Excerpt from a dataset
·····

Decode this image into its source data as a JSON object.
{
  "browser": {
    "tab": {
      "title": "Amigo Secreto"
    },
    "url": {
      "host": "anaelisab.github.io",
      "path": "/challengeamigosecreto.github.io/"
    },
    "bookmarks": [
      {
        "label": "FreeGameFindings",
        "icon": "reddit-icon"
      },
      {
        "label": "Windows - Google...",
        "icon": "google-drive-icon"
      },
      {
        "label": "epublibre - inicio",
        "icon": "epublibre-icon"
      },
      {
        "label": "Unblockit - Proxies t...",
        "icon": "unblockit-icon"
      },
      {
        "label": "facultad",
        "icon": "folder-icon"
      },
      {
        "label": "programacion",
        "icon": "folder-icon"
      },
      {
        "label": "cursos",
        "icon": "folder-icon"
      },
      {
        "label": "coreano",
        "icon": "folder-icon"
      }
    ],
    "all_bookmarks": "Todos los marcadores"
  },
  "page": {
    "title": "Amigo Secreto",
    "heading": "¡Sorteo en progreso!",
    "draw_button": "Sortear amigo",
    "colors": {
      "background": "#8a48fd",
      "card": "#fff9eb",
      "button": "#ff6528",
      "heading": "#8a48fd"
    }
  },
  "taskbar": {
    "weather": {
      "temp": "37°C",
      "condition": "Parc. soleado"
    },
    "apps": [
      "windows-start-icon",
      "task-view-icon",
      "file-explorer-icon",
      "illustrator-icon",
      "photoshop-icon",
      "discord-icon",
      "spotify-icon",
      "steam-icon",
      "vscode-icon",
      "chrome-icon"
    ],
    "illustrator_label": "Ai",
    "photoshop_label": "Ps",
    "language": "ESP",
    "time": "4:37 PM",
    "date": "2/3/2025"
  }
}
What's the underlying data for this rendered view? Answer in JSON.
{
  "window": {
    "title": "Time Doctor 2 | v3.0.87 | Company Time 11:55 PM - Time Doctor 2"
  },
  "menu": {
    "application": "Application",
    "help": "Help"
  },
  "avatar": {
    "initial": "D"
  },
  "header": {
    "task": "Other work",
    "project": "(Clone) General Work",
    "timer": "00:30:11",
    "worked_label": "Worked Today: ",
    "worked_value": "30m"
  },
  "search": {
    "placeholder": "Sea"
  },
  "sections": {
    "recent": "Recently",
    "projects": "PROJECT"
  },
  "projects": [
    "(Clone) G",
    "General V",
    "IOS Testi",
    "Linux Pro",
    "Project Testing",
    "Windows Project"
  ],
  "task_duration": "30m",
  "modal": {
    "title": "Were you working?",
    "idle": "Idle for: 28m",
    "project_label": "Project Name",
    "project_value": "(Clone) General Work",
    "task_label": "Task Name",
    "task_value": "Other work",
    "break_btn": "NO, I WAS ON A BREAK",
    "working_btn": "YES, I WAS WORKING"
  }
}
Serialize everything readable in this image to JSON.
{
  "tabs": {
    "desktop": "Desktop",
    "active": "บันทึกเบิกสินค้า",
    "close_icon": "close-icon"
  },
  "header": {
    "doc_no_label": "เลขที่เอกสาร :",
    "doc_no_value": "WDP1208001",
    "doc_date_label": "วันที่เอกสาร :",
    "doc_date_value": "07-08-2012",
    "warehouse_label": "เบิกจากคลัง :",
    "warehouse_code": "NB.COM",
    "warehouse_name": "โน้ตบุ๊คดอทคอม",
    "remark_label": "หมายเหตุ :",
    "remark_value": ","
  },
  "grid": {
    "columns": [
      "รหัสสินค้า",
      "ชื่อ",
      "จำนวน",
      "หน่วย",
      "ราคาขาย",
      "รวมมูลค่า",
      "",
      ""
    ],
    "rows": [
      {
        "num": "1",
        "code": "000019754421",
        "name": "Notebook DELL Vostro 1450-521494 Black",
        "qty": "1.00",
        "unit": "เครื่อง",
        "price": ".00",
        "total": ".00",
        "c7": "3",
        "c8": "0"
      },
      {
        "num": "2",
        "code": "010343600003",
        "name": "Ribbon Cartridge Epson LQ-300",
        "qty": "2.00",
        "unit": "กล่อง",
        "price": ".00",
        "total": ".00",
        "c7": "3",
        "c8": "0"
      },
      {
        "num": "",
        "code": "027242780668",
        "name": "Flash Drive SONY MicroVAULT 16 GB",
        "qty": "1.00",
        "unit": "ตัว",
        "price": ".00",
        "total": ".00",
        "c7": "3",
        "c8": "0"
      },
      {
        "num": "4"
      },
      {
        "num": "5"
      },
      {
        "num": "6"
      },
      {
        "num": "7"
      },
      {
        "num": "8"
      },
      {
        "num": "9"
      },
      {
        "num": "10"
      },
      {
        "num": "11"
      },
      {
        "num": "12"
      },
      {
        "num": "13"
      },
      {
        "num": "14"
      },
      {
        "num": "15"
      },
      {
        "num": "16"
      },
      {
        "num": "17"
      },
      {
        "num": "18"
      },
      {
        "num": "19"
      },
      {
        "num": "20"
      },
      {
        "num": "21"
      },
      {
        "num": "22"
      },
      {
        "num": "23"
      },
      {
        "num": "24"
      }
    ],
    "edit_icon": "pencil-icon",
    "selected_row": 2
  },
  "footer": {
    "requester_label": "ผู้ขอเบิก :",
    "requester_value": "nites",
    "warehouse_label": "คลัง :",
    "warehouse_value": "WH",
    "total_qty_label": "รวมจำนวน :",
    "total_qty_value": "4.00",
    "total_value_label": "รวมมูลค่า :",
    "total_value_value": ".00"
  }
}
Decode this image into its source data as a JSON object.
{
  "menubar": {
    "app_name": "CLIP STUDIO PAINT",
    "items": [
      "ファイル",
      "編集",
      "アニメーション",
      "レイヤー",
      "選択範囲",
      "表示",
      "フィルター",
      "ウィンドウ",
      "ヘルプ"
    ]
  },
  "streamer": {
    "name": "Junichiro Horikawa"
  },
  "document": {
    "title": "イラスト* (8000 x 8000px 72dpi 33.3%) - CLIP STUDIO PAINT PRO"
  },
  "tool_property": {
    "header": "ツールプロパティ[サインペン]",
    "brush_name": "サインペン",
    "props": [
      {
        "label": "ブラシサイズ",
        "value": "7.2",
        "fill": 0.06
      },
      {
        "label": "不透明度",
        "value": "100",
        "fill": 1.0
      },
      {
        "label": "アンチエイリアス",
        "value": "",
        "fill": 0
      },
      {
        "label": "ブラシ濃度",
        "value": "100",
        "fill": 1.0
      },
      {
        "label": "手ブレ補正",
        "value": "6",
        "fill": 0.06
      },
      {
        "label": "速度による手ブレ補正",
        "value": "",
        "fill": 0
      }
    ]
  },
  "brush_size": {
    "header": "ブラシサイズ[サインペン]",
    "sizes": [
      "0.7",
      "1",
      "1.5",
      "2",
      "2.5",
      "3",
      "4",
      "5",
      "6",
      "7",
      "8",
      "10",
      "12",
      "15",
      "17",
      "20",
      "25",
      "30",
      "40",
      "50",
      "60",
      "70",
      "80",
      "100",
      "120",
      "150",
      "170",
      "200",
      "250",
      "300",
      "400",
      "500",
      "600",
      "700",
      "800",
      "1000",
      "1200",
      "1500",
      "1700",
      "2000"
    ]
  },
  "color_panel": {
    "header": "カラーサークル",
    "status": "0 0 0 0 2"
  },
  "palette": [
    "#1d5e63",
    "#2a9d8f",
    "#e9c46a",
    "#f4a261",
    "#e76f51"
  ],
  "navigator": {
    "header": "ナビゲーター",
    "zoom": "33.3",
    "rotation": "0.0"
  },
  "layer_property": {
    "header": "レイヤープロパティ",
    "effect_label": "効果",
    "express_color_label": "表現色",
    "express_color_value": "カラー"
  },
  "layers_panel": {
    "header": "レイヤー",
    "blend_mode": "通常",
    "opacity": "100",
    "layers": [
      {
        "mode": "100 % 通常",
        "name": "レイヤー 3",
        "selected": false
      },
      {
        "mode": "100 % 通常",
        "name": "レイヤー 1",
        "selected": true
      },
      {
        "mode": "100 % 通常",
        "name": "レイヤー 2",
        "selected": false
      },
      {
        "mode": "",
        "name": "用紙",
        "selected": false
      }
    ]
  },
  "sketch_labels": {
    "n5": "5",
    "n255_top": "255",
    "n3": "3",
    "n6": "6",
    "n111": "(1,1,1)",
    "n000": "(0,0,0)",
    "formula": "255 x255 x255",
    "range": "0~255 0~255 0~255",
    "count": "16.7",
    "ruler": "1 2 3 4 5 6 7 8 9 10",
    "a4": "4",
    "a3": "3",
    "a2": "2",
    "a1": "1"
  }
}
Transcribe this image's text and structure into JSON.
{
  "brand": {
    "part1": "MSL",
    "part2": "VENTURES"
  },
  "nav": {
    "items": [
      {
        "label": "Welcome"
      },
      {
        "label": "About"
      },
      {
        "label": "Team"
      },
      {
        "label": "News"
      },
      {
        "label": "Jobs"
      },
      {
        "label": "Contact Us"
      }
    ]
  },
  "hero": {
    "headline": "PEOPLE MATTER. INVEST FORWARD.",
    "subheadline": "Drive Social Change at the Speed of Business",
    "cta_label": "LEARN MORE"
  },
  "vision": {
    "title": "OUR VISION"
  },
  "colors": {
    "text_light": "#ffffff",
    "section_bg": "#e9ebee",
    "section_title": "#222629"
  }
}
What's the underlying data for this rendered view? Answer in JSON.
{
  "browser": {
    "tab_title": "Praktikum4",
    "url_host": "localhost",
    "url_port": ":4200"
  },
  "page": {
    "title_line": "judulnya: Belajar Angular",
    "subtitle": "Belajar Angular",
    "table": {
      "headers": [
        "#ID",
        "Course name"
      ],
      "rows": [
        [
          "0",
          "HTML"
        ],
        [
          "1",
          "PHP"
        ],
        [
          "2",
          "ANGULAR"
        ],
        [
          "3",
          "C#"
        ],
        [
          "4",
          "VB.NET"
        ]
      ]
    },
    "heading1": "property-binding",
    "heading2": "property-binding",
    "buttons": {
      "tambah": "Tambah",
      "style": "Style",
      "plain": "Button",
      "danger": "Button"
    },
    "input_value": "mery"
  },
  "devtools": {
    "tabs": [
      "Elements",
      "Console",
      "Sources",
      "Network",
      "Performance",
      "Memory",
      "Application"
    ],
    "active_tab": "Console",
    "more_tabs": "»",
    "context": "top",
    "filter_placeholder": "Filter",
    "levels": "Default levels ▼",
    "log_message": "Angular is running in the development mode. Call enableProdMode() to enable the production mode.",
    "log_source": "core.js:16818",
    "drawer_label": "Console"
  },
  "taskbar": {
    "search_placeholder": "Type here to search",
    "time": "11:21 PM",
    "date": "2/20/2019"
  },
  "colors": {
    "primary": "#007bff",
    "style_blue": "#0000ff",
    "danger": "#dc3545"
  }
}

·····

From the entries above, copy every line containing the word "サインペン".

    "header": "ツールプロパティ[サインペン]",
    "brush_name": "サインペン",
    "header": "ブラシサイズ[サインペン]",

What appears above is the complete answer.